GOAL:
Copy, from the entries below, each line in which the string "välintegrerade" appears.

(Entries from a dataset)
↓

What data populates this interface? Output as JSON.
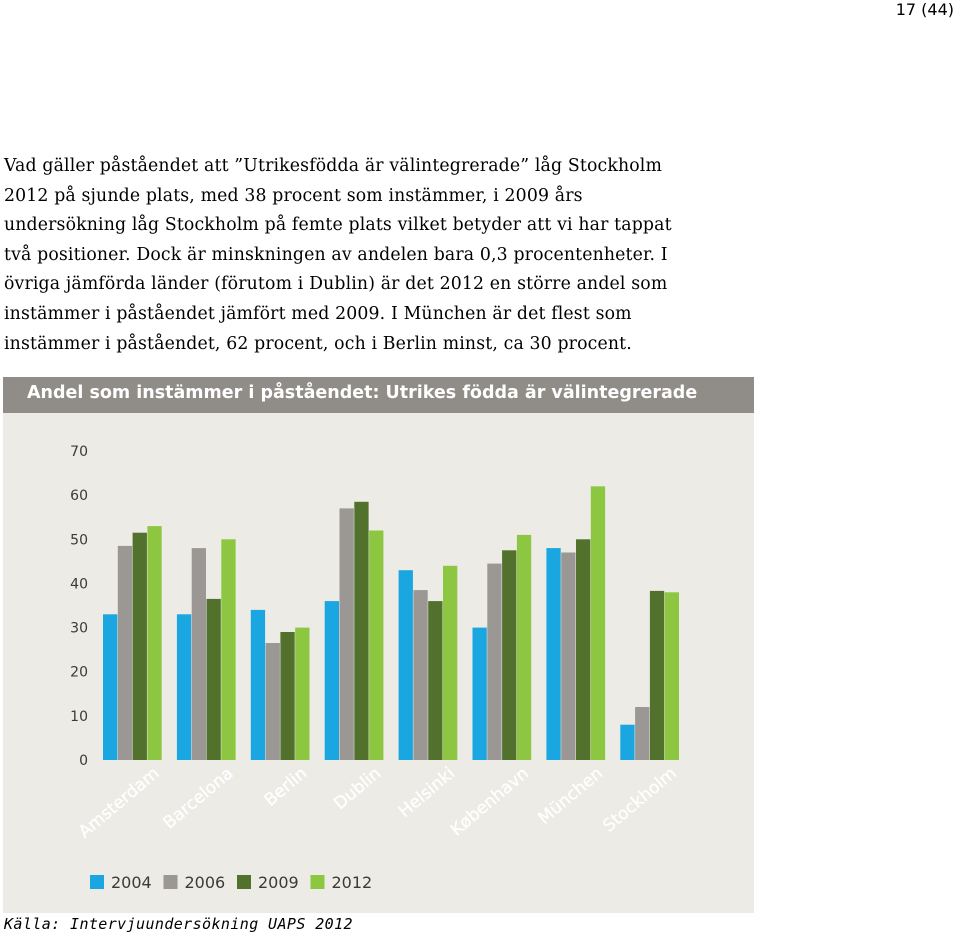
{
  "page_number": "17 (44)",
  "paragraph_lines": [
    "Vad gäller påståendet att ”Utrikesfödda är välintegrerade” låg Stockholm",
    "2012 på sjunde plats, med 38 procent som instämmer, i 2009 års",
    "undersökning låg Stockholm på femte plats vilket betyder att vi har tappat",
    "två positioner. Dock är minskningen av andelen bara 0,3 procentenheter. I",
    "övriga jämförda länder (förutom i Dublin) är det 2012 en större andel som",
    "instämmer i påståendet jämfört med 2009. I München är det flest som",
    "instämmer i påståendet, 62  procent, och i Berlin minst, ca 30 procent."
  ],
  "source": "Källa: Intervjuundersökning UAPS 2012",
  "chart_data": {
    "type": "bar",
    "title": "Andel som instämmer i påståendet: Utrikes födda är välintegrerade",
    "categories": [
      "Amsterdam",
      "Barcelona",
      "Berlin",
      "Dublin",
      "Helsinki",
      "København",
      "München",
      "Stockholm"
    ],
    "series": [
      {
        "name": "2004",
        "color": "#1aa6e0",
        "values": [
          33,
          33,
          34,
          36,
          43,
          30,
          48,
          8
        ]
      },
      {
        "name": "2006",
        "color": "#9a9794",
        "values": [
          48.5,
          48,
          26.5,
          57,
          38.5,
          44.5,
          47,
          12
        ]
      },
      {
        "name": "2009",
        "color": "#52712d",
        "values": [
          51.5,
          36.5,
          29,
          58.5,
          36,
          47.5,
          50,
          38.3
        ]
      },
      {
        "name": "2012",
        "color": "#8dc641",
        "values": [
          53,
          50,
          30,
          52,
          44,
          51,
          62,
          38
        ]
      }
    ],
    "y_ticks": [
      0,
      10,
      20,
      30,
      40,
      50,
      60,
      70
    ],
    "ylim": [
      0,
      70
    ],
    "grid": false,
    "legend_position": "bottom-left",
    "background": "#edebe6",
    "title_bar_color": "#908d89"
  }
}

↑

TASK OUTPUT:
    "Vad gäller påståendet att ”Utrikesfödda är välintegrerade” låg Stockholm",
    "title": "Andel som instämmer i påståendet: Utrikes födda är välintegrerade",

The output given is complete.